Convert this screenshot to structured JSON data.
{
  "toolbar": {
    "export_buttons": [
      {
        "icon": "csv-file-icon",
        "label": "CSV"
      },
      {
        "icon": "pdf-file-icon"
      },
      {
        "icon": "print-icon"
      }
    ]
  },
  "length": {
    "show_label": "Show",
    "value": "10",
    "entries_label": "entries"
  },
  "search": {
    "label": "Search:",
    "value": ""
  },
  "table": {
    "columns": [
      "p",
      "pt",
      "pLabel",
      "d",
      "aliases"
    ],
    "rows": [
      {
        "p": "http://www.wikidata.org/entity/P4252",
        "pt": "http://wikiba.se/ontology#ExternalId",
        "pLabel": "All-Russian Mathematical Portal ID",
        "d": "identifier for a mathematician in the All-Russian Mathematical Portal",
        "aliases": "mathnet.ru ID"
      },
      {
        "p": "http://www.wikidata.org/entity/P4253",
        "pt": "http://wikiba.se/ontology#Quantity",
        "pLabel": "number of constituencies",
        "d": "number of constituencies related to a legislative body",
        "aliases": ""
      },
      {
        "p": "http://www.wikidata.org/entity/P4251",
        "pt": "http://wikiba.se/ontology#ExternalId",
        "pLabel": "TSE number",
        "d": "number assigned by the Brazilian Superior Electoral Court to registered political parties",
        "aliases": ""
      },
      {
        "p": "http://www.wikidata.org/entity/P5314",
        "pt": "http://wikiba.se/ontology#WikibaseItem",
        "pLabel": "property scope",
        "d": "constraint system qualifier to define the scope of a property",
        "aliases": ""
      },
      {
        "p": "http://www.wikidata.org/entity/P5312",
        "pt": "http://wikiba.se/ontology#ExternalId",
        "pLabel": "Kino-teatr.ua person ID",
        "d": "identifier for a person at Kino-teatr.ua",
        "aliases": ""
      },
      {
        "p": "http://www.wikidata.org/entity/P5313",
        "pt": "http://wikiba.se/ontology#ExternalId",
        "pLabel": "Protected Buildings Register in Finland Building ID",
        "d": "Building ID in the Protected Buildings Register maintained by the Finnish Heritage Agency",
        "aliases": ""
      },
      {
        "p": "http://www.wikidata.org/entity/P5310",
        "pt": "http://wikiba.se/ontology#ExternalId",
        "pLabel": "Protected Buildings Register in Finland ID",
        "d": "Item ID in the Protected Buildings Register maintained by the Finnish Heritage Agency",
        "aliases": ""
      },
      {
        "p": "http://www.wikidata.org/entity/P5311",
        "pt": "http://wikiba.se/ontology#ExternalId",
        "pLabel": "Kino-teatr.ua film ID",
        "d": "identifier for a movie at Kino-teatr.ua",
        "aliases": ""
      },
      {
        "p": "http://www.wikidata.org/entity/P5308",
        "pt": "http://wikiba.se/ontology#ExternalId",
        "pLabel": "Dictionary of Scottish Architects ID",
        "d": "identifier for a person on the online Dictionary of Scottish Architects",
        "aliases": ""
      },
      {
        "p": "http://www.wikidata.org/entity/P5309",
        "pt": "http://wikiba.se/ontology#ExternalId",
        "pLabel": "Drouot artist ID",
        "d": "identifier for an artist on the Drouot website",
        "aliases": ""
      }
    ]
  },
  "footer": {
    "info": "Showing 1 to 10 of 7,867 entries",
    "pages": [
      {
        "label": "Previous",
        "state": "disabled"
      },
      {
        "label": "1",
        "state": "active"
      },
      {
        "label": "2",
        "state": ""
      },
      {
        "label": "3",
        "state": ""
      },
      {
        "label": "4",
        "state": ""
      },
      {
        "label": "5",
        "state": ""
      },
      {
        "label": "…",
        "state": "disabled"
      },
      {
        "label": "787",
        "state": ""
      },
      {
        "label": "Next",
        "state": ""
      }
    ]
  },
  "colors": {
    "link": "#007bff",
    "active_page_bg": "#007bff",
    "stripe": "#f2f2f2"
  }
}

*****

Work to be completed
Print every entry exactly as written.

Solution to the problem
Convert this screenshot to structured JSON data.
{
  "toolbar": {
    "export_buttons": [
      {
        "icon": "csv-file-icon",
        "label": "CSV"
      },
      {
        "icon": "pdf-file-icon"
      },
      {
        "icon": "print-icon"
      }
    ]
  },
  "length": {
    "show_label": "Show",
    "value": "10",
    "entries_label": "entries"
  },
  "search": {
    "label": "Search:",
    "value": ""
  },
  "table": {
    "columns": [
      "p",
      "pt",
      "pLabel",
      "d",
      "aliases"
    ],
    "rows": [
      {
        "p": "http://www.wikidata.org/entity/P4252",
        "pt": "http://wikiba.se/ontology#ExternalId",
        "pLabel": "All-Russian Mathematical Portal ID",
        "d": "identifier for a mathematician in the All-Russian Mathematical Portal",
        "aliases": "mathnet.ru ID"
      },
      {
        "p": "http://www.wikidata.org/entity/P4253",
        "pt": "http://wikiba.se/ontology#Quantity",
        "pLabel": "number of constituencies",
        "d": "number of constituencies related to a legislative body",
        "aliases": ""
      },
      {
        "p": "http://www.wikidata.org/entity/P4251",
        "pt": "http://wikiba.se/ontology#ExternalId",
        "pLabel": "TSE number",
        "d": "number assigned by the Brazilian Superior Electoral Court to registered political parties",
        "aliases": ""
      },
      {
        "p": "http://www.wikidata.org/entity/P5314",
        "pt": "http://wikiba.se/ontology#WikibaseItem",
        "pLabel": "property scope",
        "d": "constraint system qualifier to define the scope of a property",
        "aliases": ""
      },
      {
        "p": "http://www.wikidata.org/entity/P5312",
        "pt": "http://wikiba.se/ontology#ExternalId",
        "pLabel": "Kino-teatr.ua person ID",
        "d": "identifier for a person at Kino-teatr.ua",
        "aliases": ""
      },
      {
        "p": "http://www.wikidata.org/entity/P5313",
        "pt": "http://wikiba.se/ontology#ExternalId",
        "pLabel": "Protected Buildings Register in Finland Building ID",
        "d": "Building ID in the Protected Buildings Register maintained by the Finnish Heritage Agency",
        "aliases": ""
      },
      {
        "p": "http://www.wikidata.org/entity/P5310",
        "pt": "http://wikiba.se/ontology#ExternalId",
        "pLabel": "Protected Buildings Register in Finland ID",
        "d": "Item ID in the Protected Buildings Register maintained by the Finnish Heritage Agency",
        "aliases": ""
      },
      {
        "p": "http://www.wikidata.org/entity/P5311",
        "pt": "http://wikiba.se/ontology#ExternalId",
        "pLabel": "Kino-teatr.ua film ID",
        "d": "identifier for a movie at Kino-teatr.ua",
        "aliases": ""
      },
      {
        "p": "http://www.wikidata.org/entity/P5308",
        "pt": "http://wikiba.se/ontology#ExternalId",
        "pLabel": "Dictionary of Scottish Architects ID",
        "d": "identifier for a person on the online Dictionary of Scottish Architects",
        "aliases": ""
      },
      {
        "p": "http://www.wikidata.org/entity/P5309",
        "pt": "http://wikiba.se/ontology#ExternalId",
        "pLabel": "Drouot artist ID",
        "d": "identifier for an artist on the Drouot website",
        "aliases": ""
      }
    ]
  },
  "footer": {
    "info": "Showing 1 to 10 of 7,867 entries",
    "pages": [
      {
        "label": "Previous",
        "state": "disabled"
      },
      {
        "label": "1",
        "state": "active"
      },
      {
        "label": "2",
        "state": ""
      },
      {
        "label": "3",
        "state": ""
      },
      {
        "label": "4",
        "state": ""
      },
      {
        "label": "5",
        "state": ""
      },
      {
        "label": "…",
        "state": "disabled"
      },
      {
        "label": "787",
        "state": ""
      },
      {
        "label": "Next",
        "state": ""
      }
    ]
  },
  "colors": {
    "link": "#007bff",
    "active_page_bg": "#007bff",
    "stripe": "#f2f2f2"
  }
}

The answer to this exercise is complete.